▶ [Written exercise] Leave out any picture and return the remaining listing below exactly as given.

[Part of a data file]
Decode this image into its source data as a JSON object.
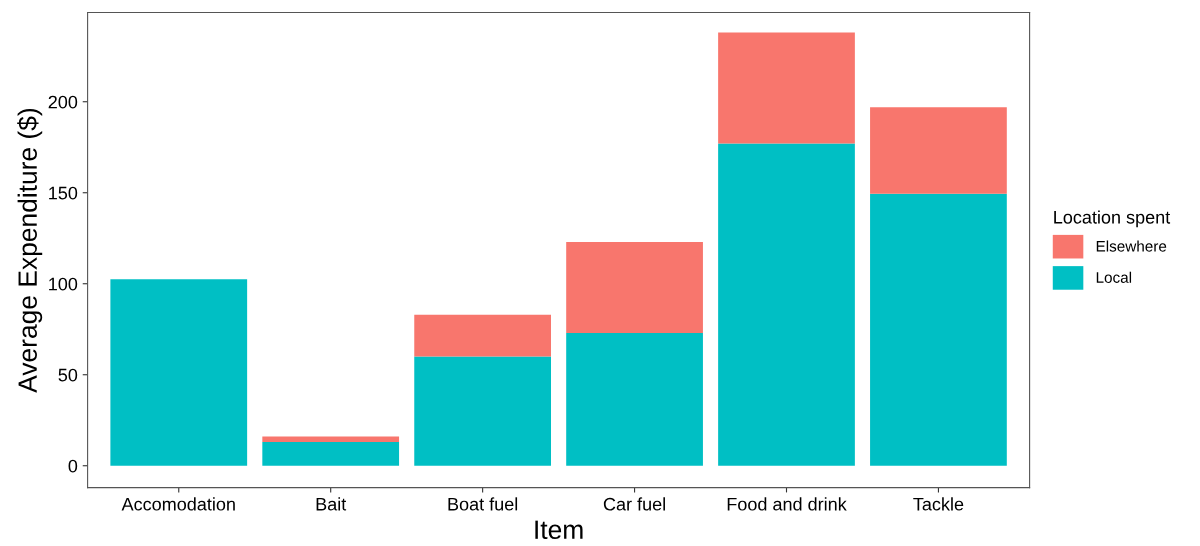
{
  "chart_data": {
    "type": "bar",
    "xlabel": "Item",
    "ylabel": "Average Expenditure ($)",
    "legend_title": "Location spent",
    "stacked": true,
    "legend": "right",
    "grid": false,
    "categories": [
      "Accomodation",
      "Bait",
      "Boat fuel",
      "Car fuel",
      "Food and drink",
      "Tackle"
    ],
    "series": [
      {
        "name": "Local",
        "color": "#00bfc4",
        "values": [
          102.5,
          13,
          60,
          73,
          177,
          149.5
        ]
      },
      {
        "name": "Elsewhere",
        "color": "#f8766d",
        "values": [
          0,
          3,
          23,
          50,
          61,
          47.5
        ]
      }
    ],
    "ylim": [
      -12,
      249
    ],
    "yticks": [
      0,
      50,
      100,
      150,
      200
    ]
  }
}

▶ [Full output]
Decode this image into its source data as a JSON object.
{
  "chart_data": {
    "type": "bar",
    "xlabel": "Item",
    "ylabel": "Average Expenditure ($)",
    "legend_title": "Location spent",
    "stacked": true,
    "legend": "right",
    "grid": false,
    "categories": [
      "Accomodation",
      "Bait",
      "Boat fuel",
      "Car fuel",
      "Food and drink",
      "Tackle"
    ],
    "series": [
      {
        "name": "Local",
        "color": "#00bfc4",
        "values": [
          102.5,
          13,
          60,
          73,
          177,
          149.5
        ]
      },
      {
        "name": "Elsewhere",
        "color": "#f8766d",
        "values": [
          0,
          3,
          23,
          50,
          61,
          47.5
        ]
      }
    ],
    "ylim": [
      -12,
      249
    ],
    "yticks": [
      0,
      50,
      100,
      150,
      200
    ]
  }
}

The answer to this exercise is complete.